▶ _Task description_:
Output exactly the lines from the line with "Transcribe the text in this document." through the end of the records below. Include nothing else.

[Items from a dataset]
◆ ◆ ◆

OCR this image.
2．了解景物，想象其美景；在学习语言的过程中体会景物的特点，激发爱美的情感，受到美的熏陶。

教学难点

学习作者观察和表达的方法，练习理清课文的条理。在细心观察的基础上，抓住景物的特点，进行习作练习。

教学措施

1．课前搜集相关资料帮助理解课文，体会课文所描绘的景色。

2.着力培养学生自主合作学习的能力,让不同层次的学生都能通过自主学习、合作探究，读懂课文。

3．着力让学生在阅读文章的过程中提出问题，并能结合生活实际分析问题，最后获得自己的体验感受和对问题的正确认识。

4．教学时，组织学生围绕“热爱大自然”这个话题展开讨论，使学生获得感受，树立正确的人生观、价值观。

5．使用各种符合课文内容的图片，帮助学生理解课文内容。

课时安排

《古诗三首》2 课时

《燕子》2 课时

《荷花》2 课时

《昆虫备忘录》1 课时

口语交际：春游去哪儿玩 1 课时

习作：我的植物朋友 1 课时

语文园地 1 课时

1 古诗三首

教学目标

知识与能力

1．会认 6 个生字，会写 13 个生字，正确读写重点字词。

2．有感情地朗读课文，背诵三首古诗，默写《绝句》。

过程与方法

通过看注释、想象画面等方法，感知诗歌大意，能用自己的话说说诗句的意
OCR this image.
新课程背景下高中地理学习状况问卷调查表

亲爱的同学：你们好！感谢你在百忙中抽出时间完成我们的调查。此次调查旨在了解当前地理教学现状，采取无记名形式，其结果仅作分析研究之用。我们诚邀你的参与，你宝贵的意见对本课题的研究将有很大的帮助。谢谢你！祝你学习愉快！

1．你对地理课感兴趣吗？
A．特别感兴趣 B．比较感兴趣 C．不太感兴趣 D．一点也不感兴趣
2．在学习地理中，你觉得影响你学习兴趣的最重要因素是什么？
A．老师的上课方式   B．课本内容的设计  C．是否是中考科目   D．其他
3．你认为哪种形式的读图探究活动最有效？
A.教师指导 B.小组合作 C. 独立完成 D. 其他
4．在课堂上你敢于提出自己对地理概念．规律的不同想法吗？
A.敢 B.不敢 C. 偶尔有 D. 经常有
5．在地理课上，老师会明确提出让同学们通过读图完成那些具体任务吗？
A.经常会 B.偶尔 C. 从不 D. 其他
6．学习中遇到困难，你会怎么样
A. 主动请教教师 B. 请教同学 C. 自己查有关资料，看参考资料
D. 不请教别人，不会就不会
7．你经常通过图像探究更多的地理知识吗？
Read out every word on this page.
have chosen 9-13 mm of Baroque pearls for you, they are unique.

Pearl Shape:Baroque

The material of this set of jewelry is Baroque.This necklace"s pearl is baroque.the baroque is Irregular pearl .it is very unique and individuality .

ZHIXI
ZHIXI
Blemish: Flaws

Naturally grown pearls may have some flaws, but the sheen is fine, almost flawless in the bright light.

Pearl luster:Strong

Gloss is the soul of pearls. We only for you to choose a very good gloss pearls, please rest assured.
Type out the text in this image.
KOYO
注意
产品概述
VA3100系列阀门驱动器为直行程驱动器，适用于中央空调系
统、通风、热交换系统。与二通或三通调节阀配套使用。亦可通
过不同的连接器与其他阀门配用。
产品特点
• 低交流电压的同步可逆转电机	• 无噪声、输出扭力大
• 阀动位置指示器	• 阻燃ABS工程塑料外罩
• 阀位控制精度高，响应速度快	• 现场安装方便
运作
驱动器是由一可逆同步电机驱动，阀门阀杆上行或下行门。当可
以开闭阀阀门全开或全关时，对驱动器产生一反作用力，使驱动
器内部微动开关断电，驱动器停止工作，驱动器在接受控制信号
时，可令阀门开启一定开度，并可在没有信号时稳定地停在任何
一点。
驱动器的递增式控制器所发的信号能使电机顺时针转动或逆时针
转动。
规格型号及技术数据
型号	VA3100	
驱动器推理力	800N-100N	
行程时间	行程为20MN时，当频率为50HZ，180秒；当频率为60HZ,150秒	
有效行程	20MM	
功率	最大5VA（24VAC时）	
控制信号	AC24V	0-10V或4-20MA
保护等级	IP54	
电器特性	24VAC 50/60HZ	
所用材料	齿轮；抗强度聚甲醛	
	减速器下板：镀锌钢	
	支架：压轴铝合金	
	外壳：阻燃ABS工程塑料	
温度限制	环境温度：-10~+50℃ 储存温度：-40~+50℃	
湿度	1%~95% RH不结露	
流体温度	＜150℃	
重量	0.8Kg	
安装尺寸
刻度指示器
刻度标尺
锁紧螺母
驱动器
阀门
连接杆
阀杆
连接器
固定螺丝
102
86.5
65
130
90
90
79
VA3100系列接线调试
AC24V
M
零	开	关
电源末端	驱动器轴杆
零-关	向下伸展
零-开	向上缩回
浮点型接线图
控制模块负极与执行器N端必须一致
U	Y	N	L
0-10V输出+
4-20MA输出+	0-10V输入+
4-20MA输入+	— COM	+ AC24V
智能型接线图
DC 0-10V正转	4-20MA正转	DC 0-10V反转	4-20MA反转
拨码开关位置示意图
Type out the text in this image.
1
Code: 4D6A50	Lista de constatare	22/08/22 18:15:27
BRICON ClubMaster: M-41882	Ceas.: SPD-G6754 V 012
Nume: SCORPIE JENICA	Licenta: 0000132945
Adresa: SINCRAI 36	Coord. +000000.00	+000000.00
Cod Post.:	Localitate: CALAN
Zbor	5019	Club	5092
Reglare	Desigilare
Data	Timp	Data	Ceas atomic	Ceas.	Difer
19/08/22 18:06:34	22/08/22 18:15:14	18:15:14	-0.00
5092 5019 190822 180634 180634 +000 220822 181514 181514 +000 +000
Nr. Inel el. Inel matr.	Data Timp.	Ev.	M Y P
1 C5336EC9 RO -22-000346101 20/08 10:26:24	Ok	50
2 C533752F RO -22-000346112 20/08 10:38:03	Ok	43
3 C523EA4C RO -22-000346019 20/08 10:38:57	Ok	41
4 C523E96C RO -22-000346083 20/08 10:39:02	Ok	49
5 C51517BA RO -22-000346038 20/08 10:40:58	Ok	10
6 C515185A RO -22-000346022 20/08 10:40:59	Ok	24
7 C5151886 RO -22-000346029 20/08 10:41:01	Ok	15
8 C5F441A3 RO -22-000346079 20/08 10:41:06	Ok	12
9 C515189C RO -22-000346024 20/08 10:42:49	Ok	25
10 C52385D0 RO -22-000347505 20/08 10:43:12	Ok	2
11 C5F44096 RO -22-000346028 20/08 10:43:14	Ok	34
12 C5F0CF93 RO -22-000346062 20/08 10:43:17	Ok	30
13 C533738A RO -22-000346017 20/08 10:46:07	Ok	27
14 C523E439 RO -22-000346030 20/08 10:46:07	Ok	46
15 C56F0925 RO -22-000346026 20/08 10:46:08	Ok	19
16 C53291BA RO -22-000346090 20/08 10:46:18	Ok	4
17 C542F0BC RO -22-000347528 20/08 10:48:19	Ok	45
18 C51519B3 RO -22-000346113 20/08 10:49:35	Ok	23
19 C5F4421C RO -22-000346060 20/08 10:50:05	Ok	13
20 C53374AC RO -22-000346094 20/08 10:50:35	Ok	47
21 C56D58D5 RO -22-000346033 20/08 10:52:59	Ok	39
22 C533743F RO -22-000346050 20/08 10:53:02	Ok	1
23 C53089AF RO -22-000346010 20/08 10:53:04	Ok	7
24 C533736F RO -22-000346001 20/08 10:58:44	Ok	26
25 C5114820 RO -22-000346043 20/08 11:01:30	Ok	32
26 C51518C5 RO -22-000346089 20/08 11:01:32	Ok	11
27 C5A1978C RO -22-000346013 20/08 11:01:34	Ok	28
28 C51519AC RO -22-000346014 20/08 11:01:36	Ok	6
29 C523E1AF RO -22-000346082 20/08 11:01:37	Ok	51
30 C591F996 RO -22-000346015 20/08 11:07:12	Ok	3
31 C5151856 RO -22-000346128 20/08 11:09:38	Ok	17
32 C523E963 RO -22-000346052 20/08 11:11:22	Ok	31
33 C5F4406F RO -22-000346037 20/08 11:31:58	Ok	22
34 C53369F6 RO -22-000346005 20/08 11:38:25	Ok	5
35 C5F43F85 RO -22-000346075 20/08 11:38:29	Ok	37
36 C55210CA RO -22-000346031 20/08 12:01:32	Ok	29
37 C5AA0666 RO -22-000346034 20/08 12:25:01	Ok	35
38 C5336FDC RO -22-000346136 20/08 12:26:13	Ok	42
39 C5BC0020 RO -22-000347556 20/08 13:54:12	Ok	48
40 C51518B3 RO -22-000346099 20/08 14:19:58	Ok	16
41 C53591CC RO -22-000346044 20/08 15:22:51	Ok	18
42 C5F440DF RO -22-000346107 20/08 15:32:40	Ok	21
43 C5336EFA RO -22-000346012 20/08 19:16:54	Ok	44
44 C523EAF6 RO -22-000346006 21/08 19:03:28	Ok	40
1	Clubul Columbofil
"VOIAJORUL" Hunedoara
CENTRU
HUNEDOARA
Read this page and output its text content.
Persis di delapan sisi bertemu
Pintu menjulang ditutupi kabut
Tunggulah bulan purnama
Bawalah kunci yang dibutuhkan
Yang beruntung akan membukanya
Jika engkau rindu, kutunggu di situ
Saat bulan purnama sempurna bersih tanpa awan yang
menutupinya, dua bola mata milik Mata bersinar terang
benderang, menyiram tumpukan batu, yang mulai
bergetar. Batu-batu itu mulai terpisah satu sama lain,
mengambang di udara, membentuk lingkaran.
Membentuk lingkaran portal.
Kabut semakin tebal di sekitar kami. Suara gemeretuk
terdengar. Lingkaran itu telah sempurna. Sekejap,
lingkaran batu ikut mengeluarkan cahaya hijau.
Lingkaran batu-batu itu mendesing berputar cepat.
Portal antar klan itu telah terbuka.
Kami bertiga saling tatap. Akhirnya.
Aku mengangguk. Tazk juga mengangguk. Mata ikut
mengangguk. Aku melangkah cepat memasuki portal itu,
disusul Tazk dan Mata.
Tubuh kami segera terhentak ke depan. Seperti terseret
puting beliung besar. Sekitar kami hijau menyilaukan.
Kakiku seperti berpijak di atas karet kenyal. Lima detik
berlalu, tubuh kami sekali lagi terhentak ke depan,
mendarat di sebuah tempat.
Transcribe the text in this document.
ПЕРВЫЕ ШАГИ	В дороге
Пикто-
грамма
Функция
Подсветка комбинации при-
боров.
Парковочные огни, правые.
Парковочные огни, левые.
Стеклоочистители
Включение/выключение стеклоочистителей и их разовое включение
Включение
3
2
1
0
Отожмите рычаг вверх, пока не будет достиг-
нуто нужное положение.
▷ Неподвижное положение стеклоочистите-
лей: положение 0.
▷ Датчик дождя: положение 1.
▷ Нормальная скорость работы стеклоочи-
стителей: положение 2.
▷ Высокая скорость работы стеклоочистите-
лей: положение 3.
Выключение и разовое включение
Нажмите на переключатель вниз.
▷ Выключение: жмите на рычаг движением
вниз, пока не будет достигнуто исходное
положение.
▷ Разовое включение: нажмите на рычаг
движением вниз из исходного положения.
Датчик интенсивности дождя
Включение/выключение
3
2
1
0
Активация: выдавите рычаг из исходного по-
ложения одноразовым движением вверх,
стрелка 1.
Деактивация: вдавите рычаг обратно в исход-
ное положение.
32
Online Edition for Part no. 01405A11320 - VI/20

◆ ◆ ◆

▶ _Finished answer_:
Transcribe the text in this document.
ПЕРВЫЕ ШАГИ	В дороге
Пикто-
грамма
Функция
Подсветка комбинации при-
боров.
Парковочные огни, правые.
Парковочные огни, левые.
Стеклоочистители
Включение/выключение стеклоочистителей и их разовое включение
Включение
3
2
1
0
Отожмите рычаг вверх, пока не будет достиг-
нуто нужное положение.
▷ Неподвижное положение стеклоочистите-
лей: положение 0.
▷ Датчик дождя: положение 1.
▷ Нормальная скорость работы стеклоочи-
стителей: положение 2.
▷ Высокая скорость работы стеклоочистите-
лей: положение 3.
Выключение и разовое включение
Нажмите на переключатель вниз.
▷ Выключение: жмите на рычаг движением
вниз, пока не будет достигнуто исходное
положение.
▷ Разовое включение: нажмите на рычаг
движением вниз из исходного положения.
Датчик интенсивности дождя
Включение/выключение
3
2
1
0
Активация: выдавите рычаг из исходного по-
ложения одноразовым движением вверх,
стрелка 1.
Деактивация: вдавите рычаг обратно в исход-
ное положение.
32
Online Edition for Part no. 01405A11320 - VI/20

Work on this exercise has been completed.